The task — Spot each line in the records below where the word "care" occurs, then copy it.

[Start of Available data]

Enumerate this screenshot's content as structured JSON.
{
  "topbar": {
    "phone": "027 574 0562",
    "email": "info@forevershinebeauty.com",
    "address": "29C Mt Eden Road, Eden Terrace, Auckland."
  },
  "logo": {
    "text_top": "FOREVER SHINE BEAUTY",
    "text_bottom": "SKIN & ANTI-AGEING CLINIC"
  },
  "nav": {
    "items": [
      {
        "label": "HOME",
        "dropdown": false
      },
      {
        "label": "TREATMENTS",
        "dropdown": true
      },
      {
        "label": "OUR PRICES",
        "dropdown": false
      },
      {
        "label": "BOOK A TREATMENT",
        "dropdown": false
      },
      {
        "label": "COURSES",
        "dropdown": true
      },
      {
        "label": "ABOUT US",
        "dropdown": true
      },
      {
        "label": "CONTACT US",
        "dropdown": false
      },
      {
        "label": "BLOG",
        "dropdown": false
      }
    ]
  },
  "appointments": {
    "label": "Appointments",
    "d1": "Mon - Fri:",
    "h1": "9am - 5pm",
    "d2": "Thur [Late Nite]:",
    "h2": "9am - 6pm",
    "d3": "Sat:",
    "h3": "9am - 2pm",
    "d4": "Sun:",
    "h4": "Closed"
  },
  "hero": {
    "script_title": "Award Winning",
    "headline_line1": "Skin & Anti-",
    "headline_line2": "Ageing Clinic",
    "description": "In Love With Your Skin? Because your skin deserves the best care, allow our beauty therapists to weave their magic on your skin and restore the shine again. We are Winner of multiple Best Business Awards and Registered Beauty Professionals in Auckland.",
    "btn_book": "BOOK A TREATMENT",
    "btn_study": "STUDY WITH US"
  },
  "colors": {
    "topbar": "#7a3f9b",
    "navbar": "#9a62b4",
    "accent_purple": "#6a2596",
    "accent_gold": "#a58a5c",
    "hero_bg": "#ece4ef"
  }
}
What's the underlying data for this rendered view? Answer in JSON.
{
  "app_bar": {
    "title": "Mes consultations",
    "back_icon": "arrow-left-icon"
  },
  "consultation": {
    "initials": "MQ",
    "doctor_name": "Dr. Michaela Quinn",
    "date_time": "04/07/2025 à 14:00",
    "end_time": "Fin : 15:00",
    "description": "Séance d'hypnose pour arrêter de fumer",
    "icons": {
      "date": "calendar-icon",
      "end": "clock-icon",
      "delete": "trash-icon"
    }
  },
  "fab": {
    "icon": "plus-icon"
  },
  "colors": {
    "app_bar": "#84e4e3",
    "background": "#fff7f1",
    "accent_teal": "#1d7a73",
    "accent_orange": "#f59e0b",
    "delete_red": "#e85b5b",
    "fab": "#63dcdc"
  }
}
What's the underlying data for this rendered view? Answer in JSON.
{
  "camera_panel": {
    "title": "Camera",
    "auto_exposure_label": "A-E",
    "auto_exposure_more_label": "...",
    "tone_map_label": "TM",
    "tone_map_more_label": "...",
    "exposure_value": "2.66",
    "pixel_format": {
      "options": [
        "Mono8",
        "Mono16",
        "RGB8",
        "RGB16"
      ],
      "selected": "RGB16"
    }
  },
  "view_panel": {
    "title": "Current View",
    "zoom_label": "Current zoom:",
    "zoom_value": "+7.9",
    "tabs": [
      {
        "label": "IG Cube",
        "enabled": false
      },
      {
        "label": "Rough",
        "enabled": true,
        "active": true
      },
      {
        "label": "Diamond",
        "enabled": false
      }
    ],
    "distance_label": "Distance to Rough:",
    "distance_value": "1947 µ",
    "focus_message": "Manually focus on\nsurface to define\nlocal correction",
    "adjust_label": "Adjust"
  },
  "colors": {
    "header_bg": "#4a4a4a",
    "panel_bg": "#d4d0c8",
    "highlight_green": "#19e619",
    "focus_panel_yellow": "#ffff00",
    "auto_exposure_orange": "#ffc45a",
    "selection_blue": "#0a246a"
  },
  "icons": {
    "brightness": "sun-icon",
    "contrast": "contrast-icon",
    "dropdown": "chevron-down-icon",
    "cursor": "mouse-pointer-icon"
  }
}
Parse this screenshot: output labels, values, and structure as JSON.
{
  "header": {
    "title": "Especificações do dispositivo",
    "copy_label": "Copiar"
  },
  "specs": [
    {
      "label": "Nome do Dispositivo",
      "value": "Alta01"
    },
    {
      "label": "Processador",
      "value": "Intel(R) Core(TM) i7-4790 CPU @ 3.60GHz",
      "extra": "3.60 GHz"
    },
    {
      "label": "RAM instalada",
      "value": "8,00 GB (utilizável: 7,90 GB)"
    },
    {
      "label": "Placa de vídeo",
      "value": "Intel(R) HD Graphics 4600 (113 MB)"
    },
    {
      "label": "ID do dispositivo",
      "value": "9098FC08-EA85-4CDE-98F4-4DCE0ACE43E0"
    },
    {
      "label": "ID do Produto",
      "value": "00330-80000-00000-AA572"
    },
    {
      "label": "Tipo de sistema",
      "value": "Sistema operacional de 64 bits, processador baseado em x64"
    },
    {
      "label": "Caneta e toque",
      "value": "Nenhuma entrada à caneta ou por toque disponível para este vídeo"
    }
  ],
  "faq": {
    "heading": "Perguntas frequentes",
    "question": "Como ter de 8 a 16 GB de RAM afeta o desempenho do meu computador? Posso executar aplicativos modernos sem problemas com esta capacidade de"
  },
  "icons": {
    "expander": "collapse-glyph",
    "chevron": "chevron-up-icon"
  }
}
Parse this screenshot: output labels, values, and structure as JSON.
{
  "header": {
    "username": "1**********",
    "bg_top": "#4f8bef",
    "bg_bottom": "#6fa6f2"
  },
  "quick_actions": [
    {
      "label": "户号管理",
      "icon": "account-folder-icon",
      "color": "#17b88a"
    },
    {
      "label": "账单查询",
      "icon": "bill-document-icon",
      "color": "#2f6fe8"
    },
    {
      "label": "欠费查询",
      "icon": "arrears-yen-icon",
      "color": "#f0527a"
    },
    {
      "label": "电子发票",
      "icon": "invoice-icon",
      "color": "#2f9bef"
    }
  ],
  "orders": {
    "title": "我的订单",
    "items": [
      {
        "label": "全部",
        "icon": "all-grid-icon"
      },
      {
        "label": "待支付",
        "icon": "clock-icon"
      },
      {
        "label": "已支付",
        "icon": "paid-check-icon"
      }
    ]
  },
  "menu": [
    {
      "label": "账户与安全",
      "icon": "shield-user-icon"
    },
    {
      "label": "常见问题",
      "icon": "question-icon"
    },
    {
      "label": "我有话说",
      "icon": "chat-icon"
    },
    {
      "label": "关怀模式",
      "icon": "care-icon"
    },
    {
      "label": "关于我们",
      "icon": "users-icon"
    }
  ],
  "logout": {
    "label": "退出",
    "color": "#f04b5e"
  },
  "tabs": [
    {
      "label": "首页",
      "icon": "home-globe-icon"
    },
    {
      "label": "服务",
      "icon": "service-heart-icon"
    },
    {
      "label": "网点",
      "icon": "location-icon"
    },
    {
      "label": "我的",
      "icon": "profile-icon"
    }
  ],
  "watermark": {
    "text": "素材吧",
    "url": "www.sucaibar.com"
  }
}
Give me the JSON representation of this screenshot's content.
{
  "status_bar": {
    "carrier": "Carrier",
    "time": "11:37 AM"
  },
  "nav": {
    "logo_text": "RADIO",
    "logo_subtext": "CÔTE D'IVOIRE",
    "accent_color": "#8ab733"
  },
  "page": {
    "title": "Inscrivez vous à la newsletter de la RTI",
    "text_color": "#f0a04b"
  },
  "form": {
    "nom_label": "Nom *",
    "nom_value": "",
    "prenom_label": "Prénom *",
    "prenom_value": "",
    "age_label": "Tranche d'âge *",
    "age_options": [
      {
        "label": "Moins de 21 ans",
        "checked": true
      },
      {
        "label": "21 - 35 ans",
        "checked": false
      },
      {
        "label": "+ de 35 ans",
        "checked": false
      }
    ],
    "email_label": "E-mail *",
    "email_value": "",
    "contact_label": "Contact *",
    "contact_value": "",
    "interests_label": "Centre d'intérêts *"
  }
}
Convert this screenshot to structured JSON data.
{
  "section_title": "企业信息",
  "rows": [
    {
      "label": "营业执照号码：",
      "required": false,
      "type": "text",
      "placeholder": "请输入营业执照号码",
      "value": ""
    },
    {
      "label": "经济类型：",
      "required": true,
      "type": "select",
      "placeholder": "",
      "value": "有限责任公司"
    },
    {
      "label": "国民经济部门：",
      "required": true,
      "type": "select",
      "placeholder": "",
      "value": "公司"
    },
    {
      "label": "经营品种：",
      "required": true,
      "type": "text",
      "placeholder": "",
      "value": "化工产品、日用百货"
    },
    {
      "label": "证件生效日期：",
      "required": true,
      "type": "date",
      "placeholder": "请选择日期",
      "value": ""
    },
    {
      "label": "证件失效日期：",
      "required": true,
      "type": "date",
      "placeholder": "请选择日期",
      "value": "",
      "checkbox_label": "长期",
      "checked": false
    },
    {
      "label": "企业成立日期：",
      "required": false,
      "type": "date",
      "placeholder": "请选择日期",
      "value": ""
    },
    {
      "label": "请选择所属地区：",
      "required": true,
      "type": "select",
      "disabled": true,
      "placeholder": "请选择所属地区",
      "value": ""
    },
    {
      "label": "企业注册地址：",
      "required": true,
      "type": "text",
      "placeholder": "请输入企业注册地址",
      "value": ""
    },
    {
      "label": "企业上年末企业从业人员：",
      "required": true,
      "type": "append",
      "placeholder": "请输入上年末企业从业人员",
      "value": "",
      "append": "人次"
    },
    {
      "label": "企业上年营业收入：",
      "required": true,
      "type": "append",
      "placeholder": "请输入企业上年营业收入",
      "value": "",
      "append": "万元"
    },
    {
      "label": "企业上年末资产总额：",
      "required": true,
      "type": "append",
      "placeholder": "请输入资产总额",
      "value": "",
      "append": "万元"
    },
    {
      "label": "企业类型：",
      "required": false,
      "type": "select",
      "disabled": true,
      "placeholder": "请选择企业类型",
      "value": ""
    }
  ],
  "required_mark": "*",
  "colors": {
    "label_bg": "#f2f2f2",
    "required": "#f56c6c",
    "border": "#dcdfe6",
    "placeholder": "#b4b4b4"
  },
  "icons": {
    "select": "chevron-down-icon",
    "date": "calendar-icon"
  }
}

[End of Available data]

Result for this exercise —
    "description": "In Love With Your Skin? Because your skin deserves the best care, allow our beauty therapists to weave their magic on your skin and restore the shine again. We are Winner of multiple Best Business Awards and Registered Beauty Professionals in Auckland.",
      "icon": "care-icon"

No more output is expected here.